Given data —
================================

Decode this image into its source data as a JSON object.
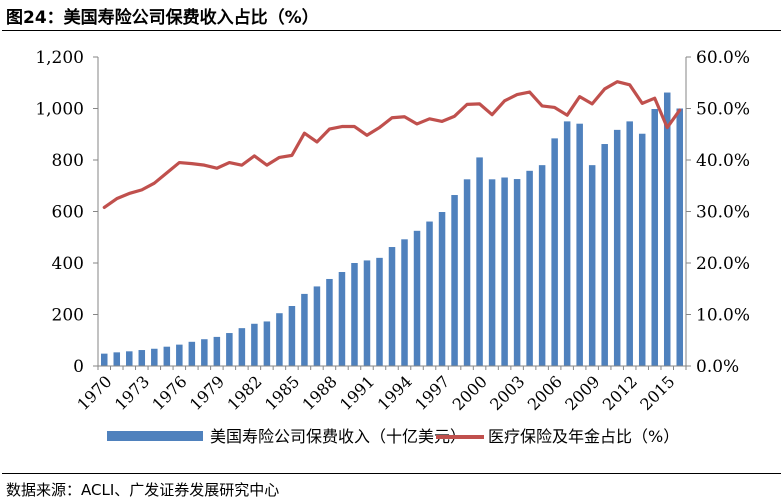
{
  "figure": {
    "title": "图24：美国寿险公司保费收入占比（%）",
    "source": "数据来源：ACLI、广发证券发展研究中心"
  },
  "colors": {
    "bar": "#4f81bd",
    "line": "#c0504d"
  },
  "chart_data": {
    "type": "bar",
    "title": "",
    "xlabel": "",
    "ylabel": "",
    "y_left_lim": [
      0,
      1200
    ],
    "y_left_ticks": [
      0,
      200,
      400,
      600,
      800,
      1000,
      1200
    ],
    "y_left_tick_labels": [
      "0",
      "200",
      "400",
      "600",
      "800",
      "1,000",
      "1,200"
    ],
    "y_right_lim": [
      0,
      60
    ],
    "y_right_ticks": [
      0,
      10,
      20,
      30,
      40,
      50,
      60
    ],
    "y_right_tick_labels": [
      "0.0%",
      "10.0%",
      "20.0%",
      "30.0%",
      "40.0%",
      "50.0%",
      "60.0%"
    ],
    "x_tick_labels": [
      "1970",
      "1973",
      "1976",
      "1979",
      "1982",
      "1985",
      "1988",
      "1991",
      "1994",
      "1997",
      "2000",
      "2003",
      "2006",
      "2009",
      "2012",
      "2015"
    ],
    "legend_position": "bottom",
    "categories": [
      1970,
      1971,
      1972,
      1973,
      1974,
      1975,
      1976,
      1977,
      1978,
      1979,
      1980,
      1981,
      1982,
      1983,
      1984,
      1985,
      1986,
      1987,
      1988,
      1989,
      1990,
      1991,
      1992,
      1993,
      1994,
      1995,
      1996,
      1997,
      1998,
      1999,
      2000,
      2001,
      2002,
      2003,
      2004,
      2005,
      2006,
      2007,
      2008,
      2009,
      2010,
      2011,
      2012,
      2013,
      2014,
      2015,
      2016
    ],
    "series": [
      {
        "name": "美国寿险公司保费收入（十亿美元）",
        "kind": "bar",
        "axis": "left",
        "values": [
          48,
          53,
          57,
          62,
          67,
          75,
          83,
          94,
          104,
          113,
          128,
          147,
          164,
          173,
          205,
          233,
          280,
          309,
          338,
          365,
          400,
          410,
          420,
          462,
          492,
          525,
          561,
          598,
          664,
          725,
          810,
          725,
          732,
          726,
          758,
          780,
          884,
          950,
          941,
          780,
          862,
          917,
          950,
          902,
          998,
          1062,
          1000
        ]
      },
      {
        "name": "医疗保险及年金占比（%）",
        "kind": "line",
        "axis": "right",
        "values": [
          30.8,
          32.5,
          33.5,
          34.2,
          35.5,
          37.5,
          39.5,
          39.3,
          39.0,
          38.4,
          39.5,
          39.0,
          40.8,
          39.0,
          40.5,
          40.9,
          45.2,
          43.5,
          46.0,
          46.5,
          46.5,
          44.8,
          46.3,
          48.2,
          48.4,
          47.0,
          48.0,
          47.5,
          48.5,
          50.8,
          50.9,
          48.8,
          51.5,
          52.7,
          53.2,
          50.5,
          50.2,
          48.7,
          52.3,
          50.9,
          53.8,
          55.2,
          54.6,
          51.0,
          52.0,
          46.3,
          49.7
        ]
      }
    ]
  }
}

================================

Exercise task —
Pick out and copy the lines of the entries that hold the string "source".

Answer —
Decode this image into its source data as a JSON object.
    "source": "数据来源：ACLI、广发证券发展研究中心"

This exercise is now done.